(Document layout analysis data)

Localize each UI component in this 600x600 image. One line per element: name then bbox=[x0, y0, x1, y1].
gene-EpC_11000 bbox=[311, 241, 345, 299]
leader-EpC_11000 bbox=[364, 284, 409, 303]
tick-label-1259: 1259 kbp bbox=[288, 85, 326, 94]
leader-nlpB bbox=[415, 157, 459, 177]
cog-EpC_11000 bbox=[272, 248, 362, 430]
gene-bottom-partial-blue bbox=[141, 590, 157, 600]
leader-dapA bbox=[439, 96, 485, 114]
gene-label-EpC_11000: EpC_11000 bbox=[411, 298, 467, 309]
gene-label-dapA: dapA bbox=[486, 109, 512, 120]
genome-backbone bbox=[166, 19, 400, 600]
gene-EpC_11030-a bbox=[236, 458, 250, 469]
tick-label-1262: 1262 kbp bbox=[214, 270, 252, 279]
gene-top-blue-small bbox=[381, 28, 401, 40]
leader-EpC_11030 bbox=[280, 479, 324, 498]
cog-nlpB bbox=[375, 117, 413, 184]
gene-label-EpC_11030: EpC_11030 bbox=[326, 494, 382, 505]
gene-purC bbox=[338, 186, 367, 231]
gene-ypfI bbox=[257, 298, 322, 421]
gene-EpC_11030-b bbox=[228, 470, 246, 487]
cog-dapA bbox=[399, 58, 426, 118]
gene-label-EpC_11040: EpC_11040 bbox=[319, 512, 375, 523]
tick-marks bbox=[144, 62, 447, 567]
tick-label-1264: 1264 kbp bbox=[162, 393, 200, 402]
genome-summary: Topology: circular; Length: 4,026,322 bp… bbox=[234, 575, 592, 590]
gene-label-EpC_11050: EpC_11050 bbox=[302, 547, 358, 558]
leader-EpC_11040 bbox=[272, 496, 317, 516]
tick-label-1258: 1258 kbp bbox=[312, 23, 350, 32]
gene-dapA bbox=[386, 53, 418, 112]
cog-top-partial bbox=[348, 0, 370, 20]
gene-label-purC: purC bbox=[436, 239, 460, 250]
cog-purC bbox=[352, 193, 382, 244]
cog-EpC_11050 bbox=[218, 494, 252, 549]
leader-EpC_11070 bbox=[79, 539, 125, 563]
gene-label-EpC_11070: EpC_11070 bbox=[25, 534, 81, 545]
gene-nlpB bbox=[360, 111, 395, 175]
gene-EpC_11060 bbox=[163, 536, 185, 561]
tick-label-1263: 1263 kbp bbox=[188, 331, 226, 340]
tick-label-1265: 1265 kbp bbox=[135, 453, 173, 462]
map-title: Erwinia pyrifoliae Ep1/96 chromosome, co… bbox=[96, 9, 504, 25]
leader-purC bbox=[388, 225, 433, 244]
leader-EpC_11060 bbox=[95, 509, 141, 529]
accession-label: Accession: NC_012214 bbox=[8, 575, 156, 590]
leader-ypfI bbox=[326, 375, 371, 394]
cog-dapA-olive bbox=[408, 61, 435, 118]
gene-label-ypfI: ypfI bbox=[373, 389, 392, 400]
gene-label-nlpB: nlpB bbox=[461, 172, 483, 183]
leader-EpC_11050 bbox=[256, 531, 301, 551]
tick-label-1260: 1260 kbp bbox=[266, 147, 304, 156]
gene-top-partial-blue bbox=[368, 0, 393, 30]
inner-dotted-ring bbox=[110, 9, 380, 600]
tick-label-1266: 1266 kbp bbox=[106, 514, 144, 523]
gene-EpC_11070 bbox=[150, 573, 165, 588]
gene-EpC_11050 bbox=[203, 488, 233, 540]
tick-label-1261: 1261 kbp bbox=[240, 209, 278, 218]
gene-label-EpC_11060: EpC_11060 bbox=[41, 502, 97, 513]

#### Task instructions
The answer must consist of every line from the entries above that contains the string "tick".

#### Written response
tick-label-1259: 1259 kbp bbox=[288, 85, 326, 94]
tick-label-1262: 1262 kbp bbox=[214, 270, 252, 279]
tick-marks bbox=[144, 62, 447, 567]
tick-label-1264: 1264 kbp bbox=[162, 393, 200, 402]
tick-label-1258: 1258 kbp bbox=[312, 23, 350, 32]
tick-label-1263: 1263 kbp bbox=[188, 331, 226, 340]
tick-label-1265: 1265 kbp bbox=[135, 453, 173, 462]
tick-label-1260: 1260 kbp bbox=[266, 147, 304, 156]
tick-label-1266: 1266 kbp bbox=[106, 514, 144, 523]
tick-label-1261: 1261 kbp bbox=[240, 209, 278, 218]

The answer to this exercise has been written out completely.